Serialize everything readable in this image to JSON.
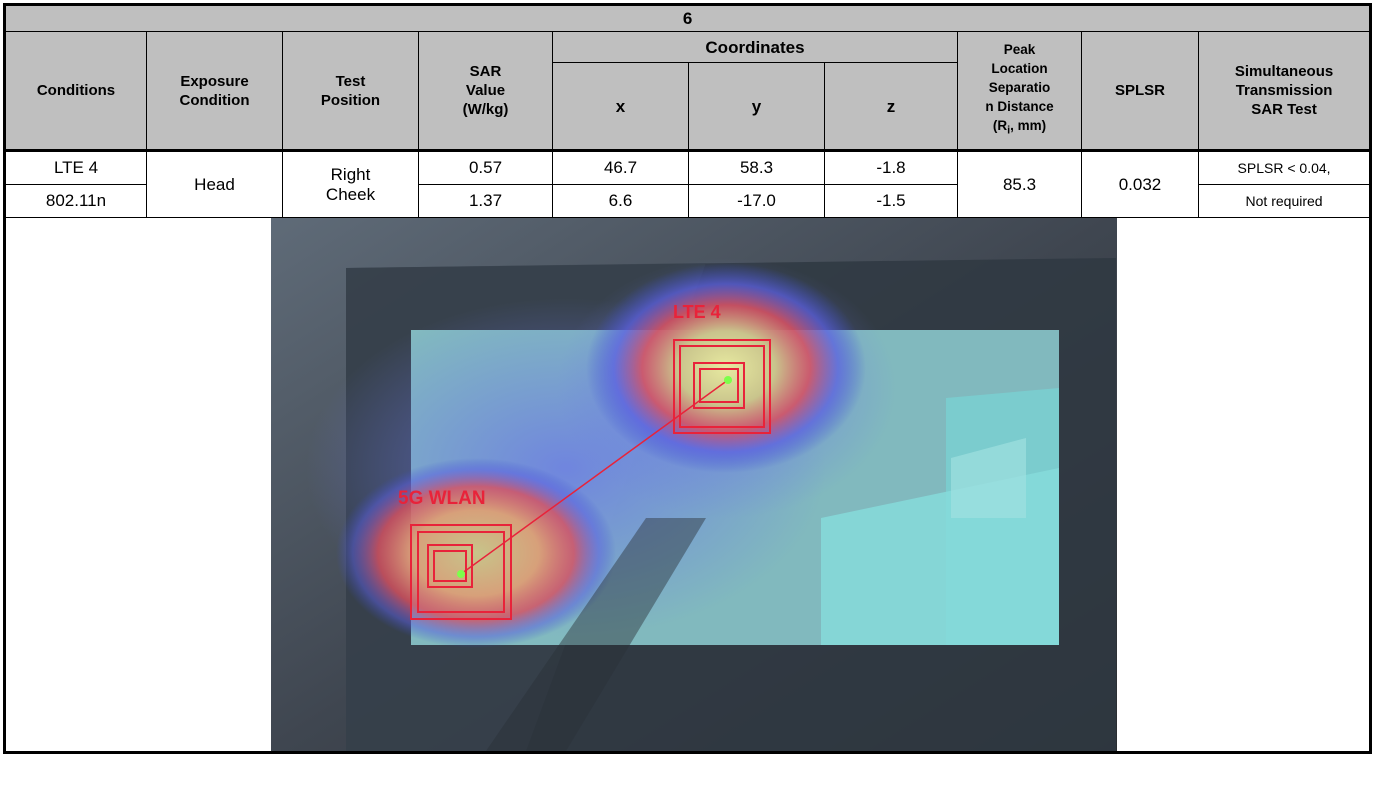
{
  "table": {
    "title": "6",
    "headers": {
      "conditions": "Conditions",
      "exposure": [
        "Exposure",
        "Condition"
      ],
      "test_position": [
        "Test",
        "Position"
      ],
      "sar": [
        "SAR",
        "Value",
        "(W/kg)"
      ],
      "coordinates": "Coordinates",
      "x": "x",
      "y": "y",
      "z": "z",
      "peak": "Peak",
      "peak_lines": [
        "Location",
        "Separatio",
        "n Distance"
      ],
      "peak_unit_pre": "(R",
      "peak_unit_sub": "i",
      "peak_unit_post": ", mm)",
      "splsr": "SPLSR",
      "simul": [
        "Simultaneous",
        "Transmission",
        "SAR Test"
      ]
    },
    "rows": [
      {
        "condition": "LTE 4",
        "sar": "0.57",
        "x": "46.7",
        "y": "58.3",
        "z": "-1.8"
      },
      {
        "condition": "802.11n",
        "sar": "1.37",
        "x": "6.6",
        "y": "-17.0",
        "z": "-1.5"
      }
    ],
    "exposure": "Head",
    "test_position": [
      "Right",
      "Cheek"
    ],
    "separation": "85.3",
    "splsr": "0.032",
    "simul_result": [
      "SPLSR < 0.04,",
      "Not required"
    ]
  },
  "image": {
    "label_lte": "LTE 4",
    "label_wlan": "5G WLAN",
    "accent": "#e8233a",
    "marker": "#7cff4a"
  }
}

*Given problem*.
Without including any pictures, print all of the material exactly as given.

*Task answer*.
Serialize everything readable in this image to JSON.
{
  "table": {
    "title": "6",
    "headers": {
      "conditions": "Conditions",
      "exposure": [
        "Exposure",
        "Condition"
      ],
      "test_position": [
        "Test",
        "Position"
      ],
      "sar": [
        "SAR",
        "Value",
        "(W/kg)"
      ],
      "coordinates": "Coordinates",
      "x": "x",
      "y": "y",
      "z": "z",
      "peak": "Peak",
      "peak_lines": [
        "Location",
        "Separatio",
        "n Distance"
      ],
      "peak_unit_pre": "(R",
      "peak_unit_sub": "i",
      "peak_unit_post": ", mm)",
      "splsr": "SPLSR",
      "simul": [
        "Simultaneous",
        "Transmission",
        "SAR Test"
      ]
    },
    "rows": [
      {
        "condition": "LTE 4",
        "sar": "0.57",
        "x": "46.7",
        "y": "58.3",
        "z": "-1.8"
      },
      {
        "condition": "802.11n",
        "sar": "1.37",
        "x": "6.6",
        "y": "-17.0",
        "z": "-1.5"
      }
    ],
    "exposure": "Head",
    "test_position": [
      "Right",
      "Cheek"
    ],
    "separation": "85.3",
    "splsr": "0.032",
    "simul_result": [
      "SPLSR < 0.04,",
      "Not required"
    ]
  },
  "image": {
    "label_lte": "LTE 4",
    "label_wlan": "5G WLAN",
    "accent": "#e8233a",
    "marker": "#7cff4a"
  }
}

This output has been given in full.